--- Begin ---

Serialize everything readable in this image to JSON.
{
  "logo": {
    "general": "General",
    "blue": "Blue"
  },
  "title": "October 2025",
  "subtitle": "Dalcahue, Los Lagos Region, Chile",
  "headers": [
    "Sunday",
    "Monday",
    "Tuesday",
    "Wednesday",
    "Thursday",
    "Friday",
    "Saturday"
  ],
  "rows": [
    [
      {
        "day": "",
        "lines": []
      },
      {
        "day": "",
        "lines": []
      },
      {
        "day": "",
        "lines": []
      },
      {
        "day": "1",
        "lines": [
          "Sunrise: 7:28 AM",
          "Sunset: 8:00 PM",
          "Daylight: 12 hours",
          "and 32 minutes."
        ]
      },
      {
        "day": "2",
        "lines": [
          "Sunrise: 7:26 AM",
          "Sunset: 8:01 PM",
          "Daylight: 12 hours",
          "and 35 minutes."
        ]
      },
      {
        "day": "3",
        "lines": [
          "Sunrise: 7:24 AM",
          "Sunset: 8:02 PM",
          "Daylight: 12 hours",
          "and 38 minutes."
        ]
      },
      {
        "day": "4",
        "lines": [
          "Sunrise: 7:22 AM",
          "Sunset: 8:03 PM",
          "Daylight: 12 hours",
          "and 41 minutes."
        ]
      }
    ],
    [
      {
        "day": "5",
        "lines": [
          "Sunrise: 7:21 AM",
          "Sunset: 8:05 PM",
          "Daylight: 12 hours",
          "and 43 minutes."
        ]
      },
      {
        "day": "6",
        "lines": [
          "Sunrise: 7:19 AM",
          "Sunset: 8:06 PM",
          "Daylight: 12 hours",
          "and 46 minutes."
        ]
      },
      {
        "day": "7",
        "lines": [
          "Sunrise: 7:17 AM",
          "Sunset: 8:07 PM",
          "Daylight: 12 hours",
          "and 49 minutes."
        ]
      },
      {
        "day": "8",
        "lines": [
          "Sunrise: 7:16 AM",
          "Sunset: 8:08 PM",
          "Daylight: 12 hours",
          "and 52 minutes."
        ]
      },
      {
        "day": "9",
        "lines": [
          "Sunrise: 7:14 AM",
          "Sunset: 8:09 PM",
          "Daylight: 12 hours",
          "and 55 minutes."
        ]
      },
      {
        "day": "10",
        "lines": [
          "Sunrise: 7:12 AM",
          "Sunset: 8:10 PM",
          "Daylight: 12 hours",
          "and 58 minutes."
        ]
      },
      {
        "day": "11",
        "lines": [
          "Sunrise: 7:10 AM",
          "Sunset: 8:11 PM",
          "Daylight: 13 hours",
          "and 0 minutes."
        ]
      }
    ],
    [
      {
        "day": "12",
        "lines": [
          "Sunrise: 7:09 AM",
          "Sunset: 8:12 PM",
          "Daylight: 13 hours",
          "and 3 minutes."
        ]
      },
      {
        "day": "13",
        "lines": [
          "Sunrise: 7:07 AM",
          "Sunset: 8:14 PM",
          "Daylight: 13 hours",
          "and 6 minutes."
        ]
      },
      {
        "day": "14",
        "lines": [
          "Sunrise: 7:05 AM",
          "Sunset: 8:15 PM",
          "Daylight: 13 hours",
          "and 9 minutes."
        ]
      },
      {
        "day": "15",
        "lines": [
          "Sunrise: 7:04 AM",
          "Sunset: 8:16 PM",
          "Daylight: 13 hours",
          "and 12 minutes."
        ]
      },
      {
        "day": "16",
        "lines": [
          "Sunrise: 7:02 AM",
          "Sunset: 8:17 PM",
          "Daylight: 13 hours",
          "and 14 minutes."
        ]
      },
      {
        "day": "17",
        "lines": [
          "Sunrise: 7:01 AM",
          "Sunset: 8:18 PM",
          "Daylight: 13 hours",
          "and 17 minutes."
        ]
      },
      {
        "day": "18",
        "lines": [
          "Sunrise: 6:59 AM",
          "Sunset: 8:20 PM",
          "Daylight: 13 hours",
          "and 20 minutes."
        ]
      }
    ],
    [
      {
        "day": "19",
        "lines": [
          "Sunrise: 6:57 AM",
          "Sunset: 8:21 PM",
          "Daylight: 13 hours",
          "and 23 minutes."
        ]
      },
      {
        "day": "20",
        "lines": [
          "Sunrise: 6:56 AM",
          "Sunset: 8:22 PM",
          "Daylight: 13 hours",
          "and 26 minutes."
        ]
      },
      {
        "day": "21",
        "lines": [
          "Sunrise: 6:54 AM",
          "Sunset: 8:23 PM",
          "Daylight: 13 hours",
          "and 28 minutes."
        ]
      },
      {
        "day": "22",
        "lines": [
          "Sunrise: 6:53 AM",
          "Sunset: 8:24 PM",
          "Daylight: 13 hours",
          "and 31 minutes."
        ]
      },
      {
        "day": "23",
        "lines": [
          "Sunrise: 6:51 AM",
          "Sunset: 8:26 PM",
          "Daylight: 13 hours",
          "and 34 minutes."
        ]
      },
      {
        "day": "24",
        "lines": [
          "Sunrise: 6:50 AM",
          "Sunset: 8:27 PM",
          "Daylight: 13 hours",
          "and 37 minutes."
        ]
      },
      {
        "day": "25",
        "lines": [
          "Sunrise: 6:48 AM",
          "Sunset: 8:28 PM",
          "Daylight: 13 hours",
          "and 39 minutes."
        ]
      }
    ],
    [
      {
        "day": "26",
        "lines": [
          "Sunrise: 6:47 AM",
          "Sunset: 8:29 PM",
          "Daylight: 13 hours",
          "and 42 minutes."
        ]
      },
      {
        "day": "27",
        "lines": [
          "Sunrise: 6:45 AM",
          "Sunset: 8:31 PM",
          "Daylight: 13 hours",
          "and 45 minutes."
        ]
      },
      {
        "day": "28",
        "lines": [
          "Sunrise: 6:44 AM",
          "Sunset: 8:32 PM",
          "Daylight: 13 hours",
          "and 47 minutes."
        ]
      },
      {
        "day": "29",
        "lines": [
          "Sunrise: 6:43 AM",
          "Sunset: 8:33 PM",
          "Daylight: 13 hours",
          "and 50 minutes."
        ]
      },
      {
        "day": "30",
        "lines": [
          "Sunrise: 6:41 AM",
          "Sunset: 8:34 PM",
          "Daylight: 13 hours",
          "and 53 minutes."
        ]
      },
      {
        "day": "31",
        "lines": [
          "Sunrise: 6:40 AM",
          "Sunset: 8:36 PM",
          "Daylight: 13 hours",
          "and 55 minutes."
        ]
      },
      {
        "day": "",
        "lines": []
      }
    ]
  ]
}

--- End ---
--- Begin ---

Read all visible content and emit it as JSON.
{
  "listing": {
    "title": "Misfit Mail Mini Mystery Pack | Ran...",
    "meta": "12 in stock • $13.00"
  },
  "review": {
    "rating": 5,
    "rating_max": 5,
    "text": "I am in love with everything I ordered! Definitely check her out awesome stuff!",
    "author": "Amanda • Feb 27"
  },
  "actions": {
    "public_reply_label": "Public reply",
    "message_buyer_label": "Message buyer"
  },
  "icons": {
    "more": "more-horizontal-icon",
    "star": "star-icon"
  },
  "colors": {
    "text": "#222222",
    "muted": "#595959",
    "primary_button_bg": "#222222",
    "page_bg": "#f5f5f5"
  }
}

--- End ---

- Goal of the exercise
The lines to collect are those holding the string "everything"; copy them all.

- Written answer
Serialize everything readable in this image to JSON.
    "text": "I am in love with everything I ordered! Definitely check her out awesome stuff!",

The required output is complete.